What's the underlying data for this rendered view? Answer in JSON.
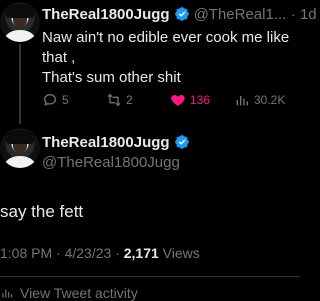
{
  "reply": {
    "name": "TheReal1800Jugg",
    "handle": "@TheReal1...",
    "time": "· 1d",
    "text_line1": "Naw ain't no edible ever cook me like",
    "text_line2": "that ,",
    "text_line3": "That's sum other shit",
    "replies": "5",
    "retweets": "2",
    "likes": "136",
    "views": "30.2K"
  },
  "main": {
    "name": "TheReal1800Jugg",
    "handle": "@TheReal1800Jugg",
    "text": "say the fett",
    "time": "1:08 PM · 4/23/23 · ",
    "views_count": "2,171",
    "views_label": " Views"
  },
  "activity": {
    "label": "View Tweet activity"
  },
  "colors": {
    "background": "#000000",
    "verified": "#1d9bf0",
    "like": "#f91880"
  },
  "icons": [
    "reply-icon",
    "retweet-icon",
    "heart-icon",
    "views-icon",
    "verified-badge-icon",
    "activity-icon"
  ]
}
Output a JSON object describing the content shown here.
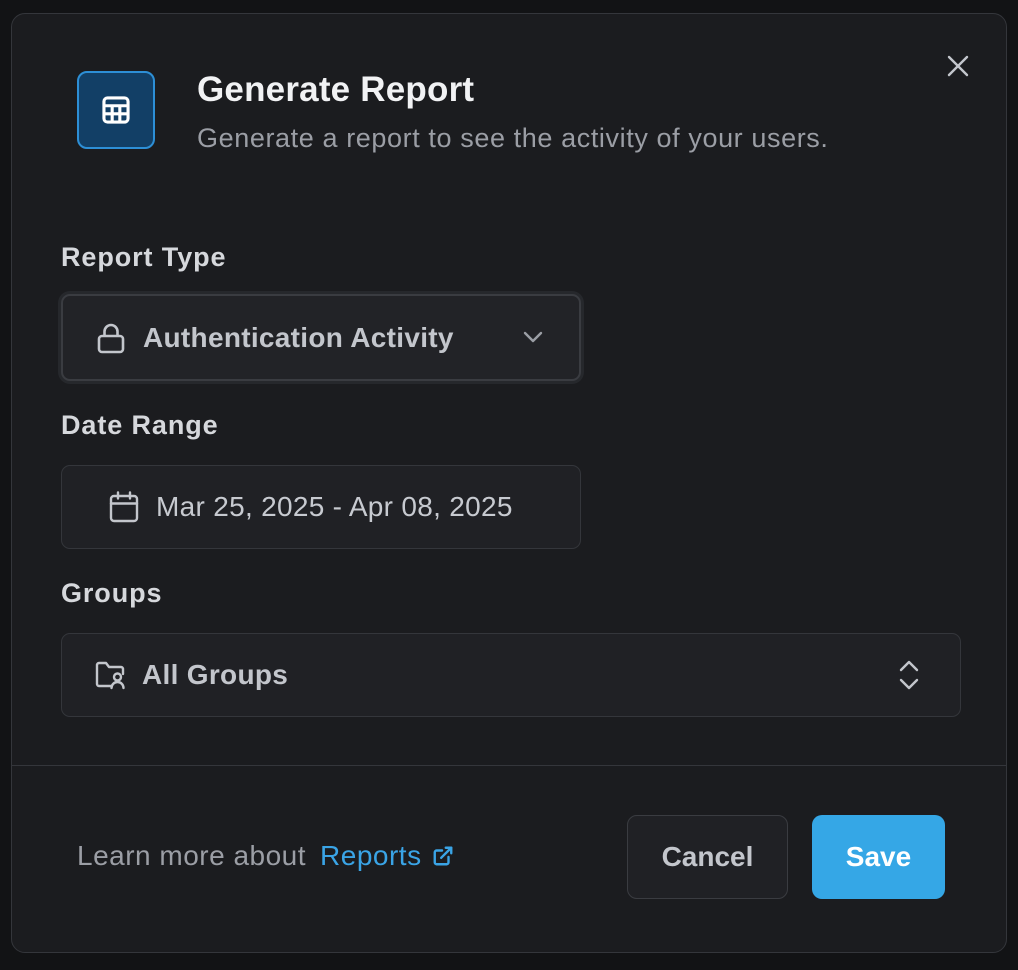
{
  "dialog": {
    "title": "Generate Report",
    "subtitle": "Generate a report to see the activity of your users.",
    "header_icon": "table-icon",
    "close_icon": "close-icon"
  },
  "report_type": {
    "label": "Report Type",
    "value": "Authentication Activity",
    "icon": "lock-icon",
    "control_icon": "chevron-down-icon"
  },
  "date_range": {
    "label": "Date Range",
    "value": "Mar 25, 2025 - Apr 08, 2025",
    "icon": "calendar-icon"
  },
  "groups": {
    "label": "Groups",
    "value": "All Groups",
    "icon": "folder-user-icon",
    "control_icon": "chevron-up-down-icon"
  },
  "footer": {
    "learn_text": "Learn more about",
    "link_text": "Reports",
    "link_icon": "external-link-icon",
    "cancel_label": "Cancel",
    "save_label": "Save"
  },
  "colors": {
    "accent": "#35a7e6",
    "link": "#3aa4e6",
    "background": "#1b1c1f"
  }
}
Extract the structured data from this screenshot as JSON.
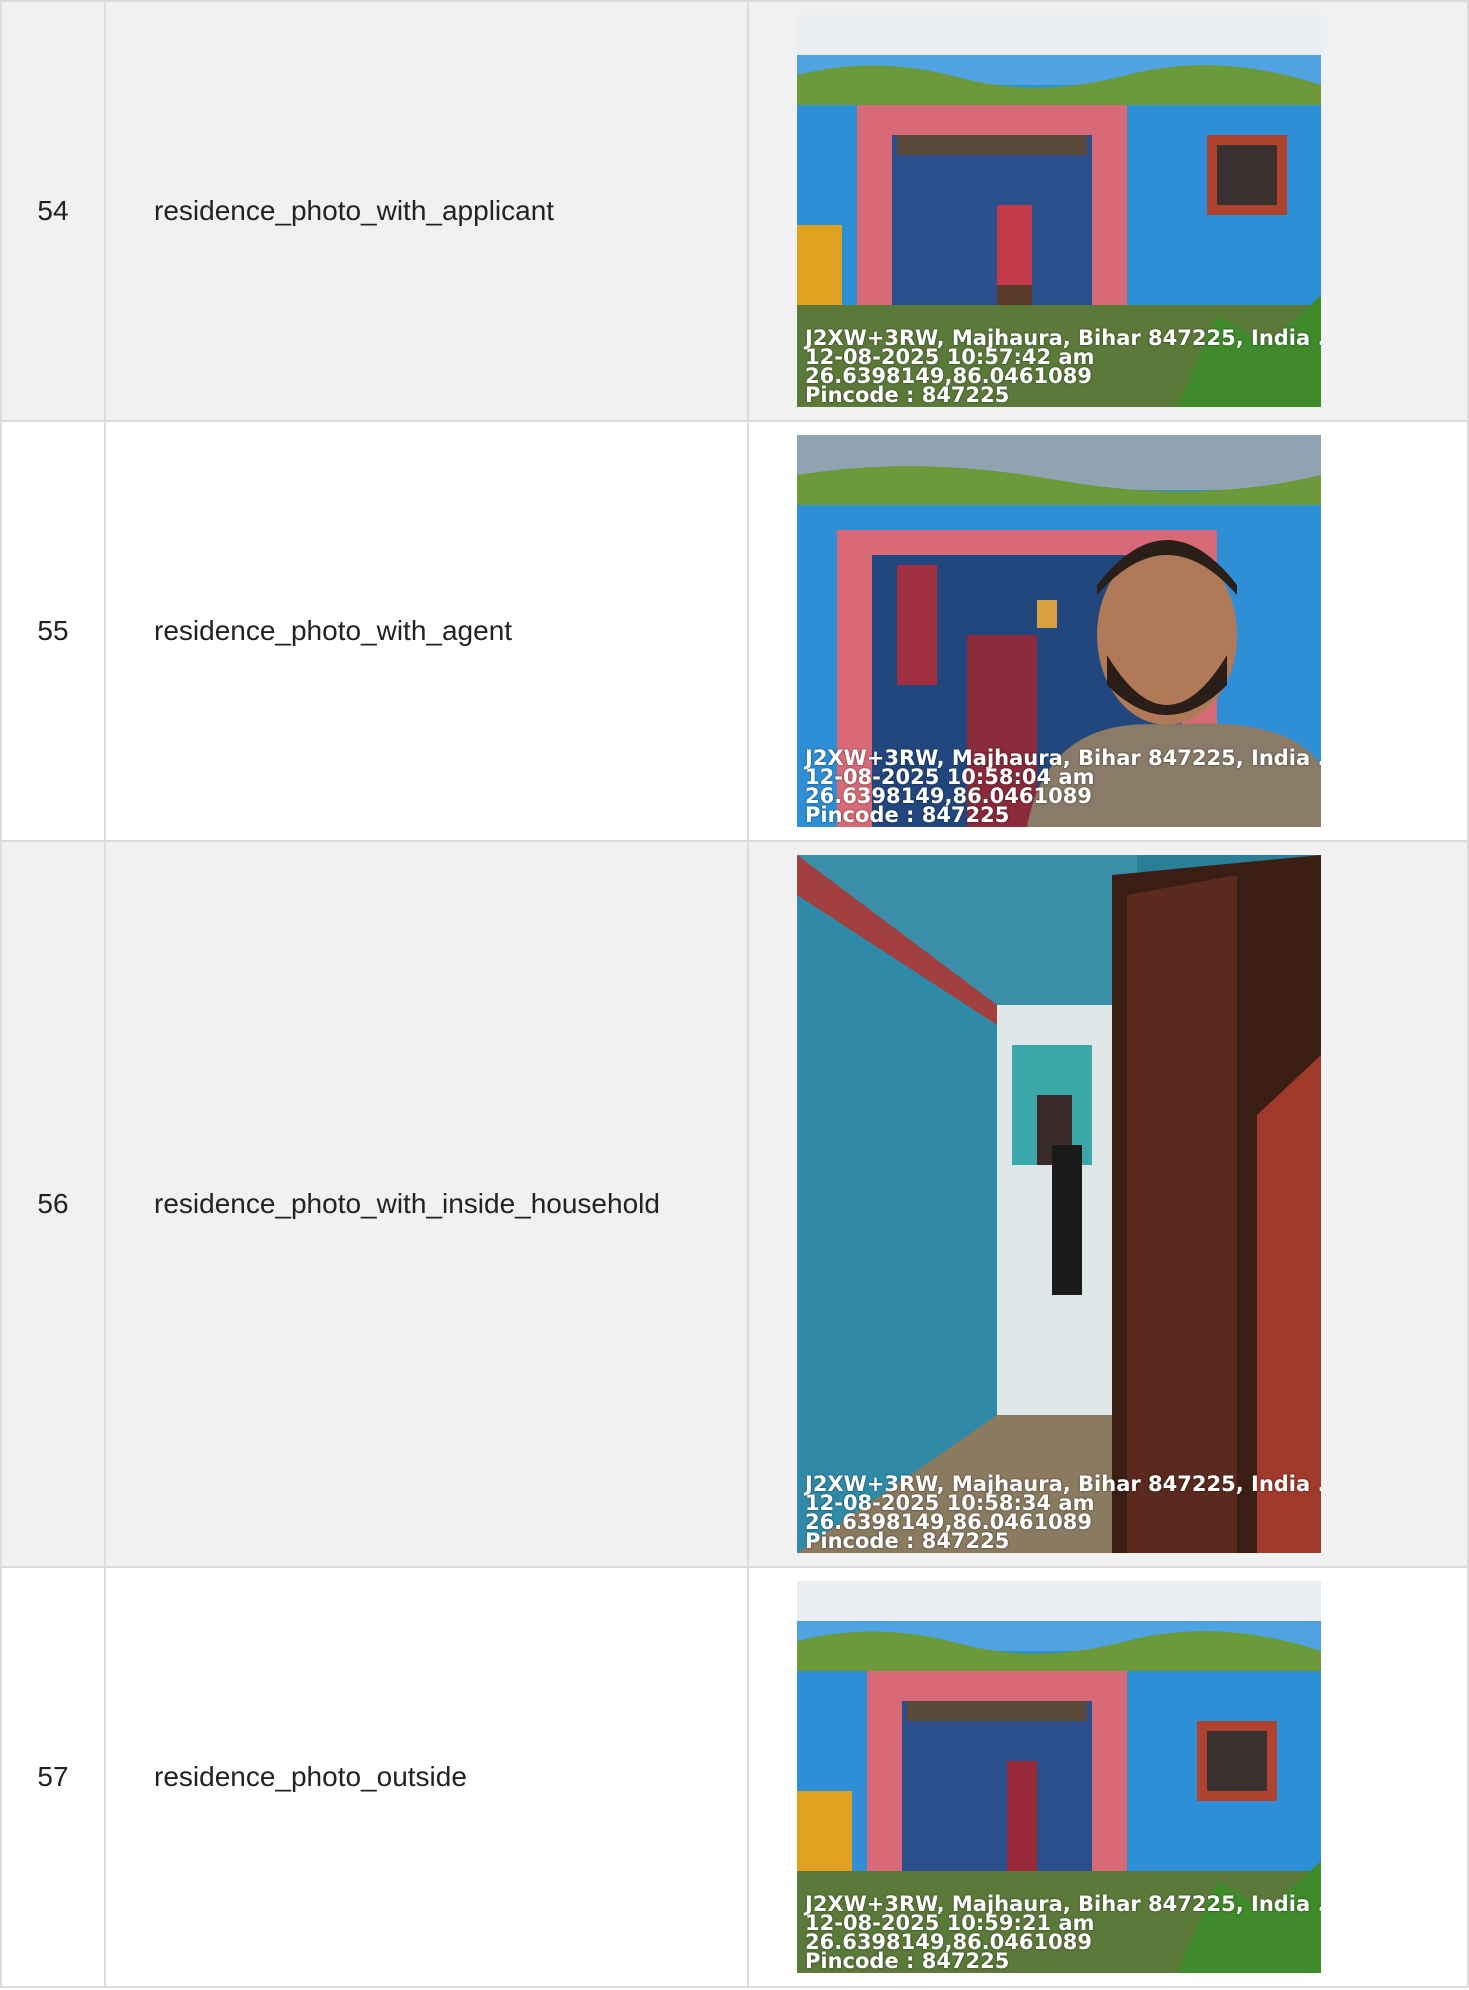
{
  "rows": [
    {
      "number": "54",
      "label": "residence_photo_with_applicant",
      "photo": {
        "description_icon": "house-front-photo",
        "stamp": [
          "J2XW+3RW, Majhaura, Bihar 847225, India ..",
          "12-08-2025 10:57:42 am",
          "26.6398149,86.0461089",
          "Pincode : 847225"
        ]
      }
    },
    {
      "number": "55",
      "label": "residence_photo_with_agent",
      "photo": {
        "description_icon": "agent-selfie-photo",
        "stamp": [
          "J2XW+3RW, Majhaura, Bihar 847225, India ..",
          "12-08-2025 10:58:04 am",
          "26.6398149,86.0461089",
          "Pincode : 847225"
        ]
      }
    },
    {
      "number": "56",
      "label": "residence_photo_with_inside_household",
      "photo": {
        "description_icon": "corridor-photo",
        "stamp": [
          "J2XW+3RW, Majhaura, Bihar 847225, India ..",
          "12-08-2025 10:58:34 am",
          "26.6398149,86.0461089",
          "Pincode : 847225"
        ]
      }
    },
    {
      "number": "57",
      "label": "residence_photo_outside",
      "photo": {
        "description_icon": "house-front-photo",
        "stamp": [
          "J2XW+3RW, Majhaura, Bihar 847225, India ..",
          "12-08-2025 10:59:21 am",
          "26.6398149,86.0461089",
          "Pincode : 847225"
        ]
      }
    }
  ]
}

**Goal:** Filter the records, keeping only lines that contain "data", and show those lines.

**Result for this exercise:**
What's the underlying data for this rendered view? Answer in JSON.
Extract the structured data from this screenshot as JSON.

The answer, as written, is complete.